(DIRECTIONS):
Pull out every line in the data that has the string "kostelu" in it.

(DATASET RECORDS):
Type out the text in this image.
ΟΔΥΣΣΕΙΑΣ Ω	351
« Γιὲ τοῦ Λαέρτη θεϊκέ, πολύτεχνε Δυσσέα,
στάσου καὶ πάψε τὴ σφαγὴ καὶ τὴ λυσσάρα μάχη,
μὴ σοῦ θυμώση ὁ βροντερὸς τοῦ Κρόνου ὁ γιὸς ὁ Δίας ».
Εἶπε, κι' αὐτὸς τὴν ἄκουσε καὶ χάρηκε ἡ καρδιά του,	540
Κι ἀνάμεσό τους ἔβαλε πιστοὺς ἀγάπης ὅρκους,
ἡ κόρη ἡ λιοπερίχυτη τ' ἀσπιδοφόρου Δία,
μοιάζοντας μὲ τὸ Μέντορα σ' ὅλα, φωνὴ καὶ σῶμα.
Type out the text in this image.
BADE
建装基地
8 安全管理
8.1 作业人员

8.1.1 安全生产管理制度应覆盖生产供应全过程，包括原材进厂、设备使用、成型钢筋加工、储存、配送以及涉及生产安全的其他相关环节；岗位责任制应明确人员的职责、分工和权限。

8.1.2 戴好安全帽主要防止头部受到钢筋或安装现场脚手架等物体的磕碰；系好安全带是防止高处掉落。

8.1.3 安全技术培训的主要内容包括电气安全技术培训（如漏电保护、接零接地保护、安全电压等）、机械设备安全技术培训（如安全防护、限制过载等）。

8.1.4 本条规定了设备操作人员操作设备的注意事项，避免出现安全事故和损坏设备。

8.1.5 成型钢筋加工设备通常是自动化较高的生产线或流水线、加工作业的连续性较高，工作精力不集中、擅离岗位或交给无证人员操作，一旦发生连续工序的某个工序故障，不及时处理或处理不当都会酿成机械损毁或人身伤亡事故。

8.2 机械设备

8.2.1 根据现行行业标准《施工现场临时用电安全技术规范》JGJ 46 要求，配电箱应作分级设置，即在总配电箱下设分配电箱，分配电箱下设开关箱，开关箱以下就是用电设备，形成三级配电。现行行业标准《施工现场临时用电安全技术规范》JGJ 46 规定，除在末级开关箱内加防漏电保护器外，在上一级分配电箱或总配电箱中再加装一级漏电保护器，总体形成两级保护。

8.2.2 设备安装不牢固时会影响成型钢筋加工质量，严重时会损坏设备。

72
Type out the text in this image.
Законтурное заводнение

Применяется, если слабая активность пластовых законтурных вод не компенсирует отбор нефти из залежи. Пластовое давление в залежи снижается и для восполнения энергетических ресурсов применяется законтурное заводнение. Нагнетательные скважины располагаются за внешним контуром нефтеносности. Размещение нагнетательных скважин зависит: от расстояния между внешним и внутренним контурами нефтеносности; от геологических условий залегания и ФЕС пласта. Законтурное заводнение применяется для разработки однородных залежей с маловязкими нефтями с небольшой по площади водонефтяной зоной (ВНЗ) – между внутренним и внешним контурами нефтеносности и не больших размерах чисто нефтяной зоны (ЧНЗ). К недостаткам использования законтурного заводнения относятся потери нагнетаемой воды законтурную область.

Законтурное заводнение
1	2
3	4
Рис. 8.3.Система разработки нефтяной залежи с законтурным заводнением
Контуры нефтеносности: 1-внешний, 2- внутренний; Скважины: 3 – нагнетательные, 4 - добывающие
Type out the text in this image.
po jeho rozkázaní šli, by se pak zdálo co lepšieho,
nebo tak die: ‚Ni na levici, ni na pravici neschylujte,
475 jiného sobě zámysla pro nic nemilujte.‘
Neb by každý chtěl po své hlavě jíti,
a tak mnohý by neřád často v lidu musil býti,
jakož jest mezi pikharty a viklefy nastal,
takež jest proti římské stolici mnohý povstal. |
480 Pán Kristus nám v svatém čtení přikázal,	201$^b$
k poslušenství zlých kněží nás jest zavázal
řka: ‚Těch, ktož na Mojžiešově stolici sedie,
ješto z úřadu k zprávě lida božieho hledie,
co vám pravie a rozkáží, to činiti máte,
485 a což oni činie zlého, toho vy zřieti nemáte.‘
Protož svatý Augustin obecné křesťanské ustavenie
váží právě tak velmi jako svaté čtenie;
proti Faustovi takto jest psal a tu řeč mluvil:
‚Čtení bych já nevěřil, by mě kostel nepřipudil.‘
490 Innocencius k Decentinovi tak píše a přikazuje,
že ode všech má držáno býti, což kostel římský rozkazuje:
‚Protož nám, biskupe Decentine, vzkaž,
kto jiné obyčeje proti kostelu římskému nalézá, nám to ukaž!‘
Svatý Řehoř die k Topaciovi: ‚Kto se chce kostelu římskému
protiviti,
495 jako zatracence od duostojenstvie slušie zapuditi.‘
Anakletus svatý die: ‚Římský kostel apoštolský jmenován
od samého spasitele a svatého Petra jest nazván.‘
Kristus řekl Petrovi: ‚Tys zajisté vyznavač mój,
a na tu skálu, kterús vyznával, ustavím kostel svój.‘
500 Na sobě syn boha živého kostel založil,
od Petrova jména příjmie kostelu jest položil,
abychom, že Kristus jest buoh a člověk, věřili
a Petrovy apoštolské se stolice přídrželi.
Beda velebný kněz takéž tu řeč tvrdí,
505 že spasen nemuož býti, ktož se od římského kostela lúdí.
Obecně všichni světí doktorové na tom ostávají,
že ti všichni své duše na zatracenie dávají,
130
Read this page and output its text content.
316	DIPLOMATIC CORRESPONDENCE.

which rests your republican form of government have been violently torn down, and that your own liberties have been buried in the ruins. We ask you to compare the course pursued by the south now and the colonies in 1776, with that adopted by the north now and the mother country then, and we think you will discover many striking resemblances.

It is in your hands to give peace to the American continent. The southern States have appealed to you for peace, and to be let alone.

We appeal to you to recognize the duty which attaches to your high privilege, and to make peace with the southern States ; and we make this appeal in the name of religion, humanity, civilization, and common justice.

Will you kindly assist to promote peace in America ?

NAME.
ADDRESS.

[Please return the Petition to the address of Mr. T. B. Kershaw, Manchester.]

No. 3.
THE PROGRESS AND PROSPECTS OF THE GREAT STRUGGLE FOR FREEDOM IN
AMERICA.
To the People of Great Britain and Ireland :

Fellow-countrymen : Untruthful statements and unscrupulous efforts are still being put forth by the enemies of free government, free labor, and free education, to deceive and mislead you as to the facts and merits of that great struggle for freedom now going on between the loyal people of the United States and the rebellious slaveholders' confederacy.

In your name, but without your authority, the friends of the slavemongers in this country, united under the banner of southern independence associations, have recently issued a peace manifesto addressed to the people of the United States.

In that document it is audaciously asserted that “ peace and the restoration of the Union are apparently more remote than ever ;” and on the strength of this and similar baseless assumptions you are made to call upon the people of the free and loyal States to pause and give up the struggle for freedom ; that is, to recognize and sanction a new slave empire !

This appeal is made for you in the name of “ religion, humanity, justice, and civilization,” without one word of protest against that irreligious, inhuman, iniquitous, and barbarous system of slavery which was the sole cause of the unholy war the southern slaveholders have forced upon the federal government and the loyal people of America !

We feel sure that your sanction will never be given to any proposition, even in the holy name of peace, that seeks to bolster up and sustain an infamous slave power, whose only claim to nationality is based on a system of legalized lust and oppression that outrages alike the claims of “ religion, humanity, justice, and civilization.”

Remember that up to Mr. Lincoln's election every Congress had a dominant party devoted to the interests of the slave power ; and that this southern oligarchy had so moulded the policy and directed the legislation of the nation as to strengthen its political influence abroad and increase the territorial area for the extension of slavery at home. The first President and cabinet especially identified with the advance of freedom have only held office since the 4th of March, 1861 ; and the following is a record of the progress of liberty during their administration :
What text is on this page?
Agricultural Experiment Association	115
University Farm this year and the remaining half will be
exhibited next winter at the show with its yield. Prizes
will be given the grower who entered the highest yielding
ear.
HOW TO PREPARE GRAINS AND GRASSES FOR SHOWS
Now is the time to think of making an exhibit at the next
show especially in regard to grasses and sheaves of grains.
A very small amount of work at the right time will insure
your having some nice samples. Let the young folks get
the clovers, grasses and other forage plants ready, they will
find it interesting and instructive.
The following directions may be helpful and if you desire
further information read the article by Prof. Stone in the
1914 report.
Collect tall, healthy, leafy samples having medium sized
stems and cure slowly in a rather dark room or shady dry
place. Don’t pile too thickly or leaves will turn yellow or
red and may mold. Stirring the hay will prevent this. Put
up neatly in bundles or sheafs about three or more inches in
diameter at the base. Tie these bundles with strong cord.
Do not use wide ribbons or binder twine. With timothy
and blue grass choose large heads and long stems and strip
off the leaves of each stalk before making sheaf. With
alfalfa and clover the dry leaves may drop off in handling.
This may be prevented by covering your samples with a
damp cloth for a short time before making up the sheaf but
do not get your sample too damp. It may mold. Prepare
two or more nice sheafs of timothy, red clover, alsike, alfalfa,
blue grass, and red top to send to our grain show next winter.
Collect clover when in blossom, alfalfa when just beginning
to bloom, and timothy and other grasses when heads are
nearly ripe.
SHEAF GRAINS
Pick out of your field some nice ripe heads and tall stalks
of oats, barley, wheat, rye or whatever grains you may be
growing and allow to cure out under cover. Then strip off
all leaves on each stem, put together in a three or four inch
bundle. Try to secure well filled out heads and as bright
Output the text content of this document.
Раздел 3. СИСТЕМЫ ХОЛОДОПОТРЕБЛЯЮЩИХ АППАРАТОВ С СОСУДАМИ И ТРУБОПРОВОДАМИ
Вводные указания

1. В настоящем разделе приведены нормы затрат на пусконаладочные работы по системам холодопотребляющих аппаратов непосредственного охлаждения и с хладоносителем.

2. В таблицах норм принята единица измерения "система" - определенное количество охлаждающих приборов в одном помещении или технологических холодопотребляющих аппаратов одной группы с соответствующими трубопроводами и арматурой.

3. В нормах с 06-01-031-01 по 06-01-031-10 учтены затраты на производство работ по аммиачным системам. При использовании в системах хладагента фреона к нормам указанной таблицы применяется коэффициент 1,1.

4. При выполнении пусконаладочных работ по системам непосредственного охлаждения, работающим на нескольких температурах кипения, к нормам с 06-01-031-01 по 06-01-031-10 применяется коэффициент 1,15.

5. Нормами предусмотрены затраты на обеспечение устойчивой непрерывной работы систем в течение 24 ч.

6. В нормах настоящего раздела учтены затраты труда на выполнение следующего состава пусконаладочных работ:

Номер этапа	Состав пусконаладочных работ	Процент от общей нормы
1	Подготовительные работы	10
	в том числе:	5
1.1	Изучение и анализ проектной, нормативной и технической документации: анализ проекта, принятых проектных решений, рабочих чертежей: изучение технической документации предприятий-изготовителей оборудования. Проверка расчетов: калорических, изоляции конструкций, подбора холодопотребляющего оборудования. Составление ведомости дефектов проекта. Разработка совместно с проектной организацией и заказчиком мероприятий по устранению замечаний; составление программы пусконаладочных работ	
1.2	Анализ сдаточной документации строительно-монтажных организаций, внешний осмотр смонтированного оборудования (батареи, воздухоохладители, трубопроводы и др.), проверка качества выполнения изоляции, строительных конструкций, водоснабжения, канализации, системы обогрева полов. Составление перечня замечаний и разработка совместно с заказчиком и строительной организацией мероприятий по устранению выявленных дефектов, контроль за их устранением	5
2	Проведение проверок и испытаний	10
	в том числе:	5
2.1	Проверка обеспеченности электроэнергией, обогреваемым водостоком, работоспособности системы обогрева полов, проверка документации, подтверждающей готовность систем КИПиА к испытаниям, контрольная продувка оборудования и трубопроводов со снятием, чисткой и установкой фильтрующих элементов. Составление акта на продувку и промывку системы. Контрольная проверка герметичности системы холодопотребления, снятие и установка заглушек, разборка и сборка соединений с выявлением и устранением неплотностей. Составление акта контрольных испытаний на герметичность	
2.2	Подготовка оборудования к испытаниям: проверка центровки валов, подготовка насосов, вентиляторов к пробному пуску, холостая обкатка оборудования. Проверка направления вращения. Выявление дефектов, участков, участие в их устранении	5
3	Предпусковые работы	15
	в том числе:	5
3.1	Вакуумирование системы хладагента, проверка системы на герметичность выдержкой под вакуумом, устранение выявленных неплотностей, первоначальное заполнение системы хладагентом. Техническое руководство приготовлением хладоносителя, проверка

(RIGHT ANSWER):
kto jiné obyčeje proti kostelu římskému nalézá, nám to ukaž!‘
Svatý Řehoř die k Topaciovi: ‚Kto se chce kostelu římskému
od Petrova jména příjmie kostelu jest položil,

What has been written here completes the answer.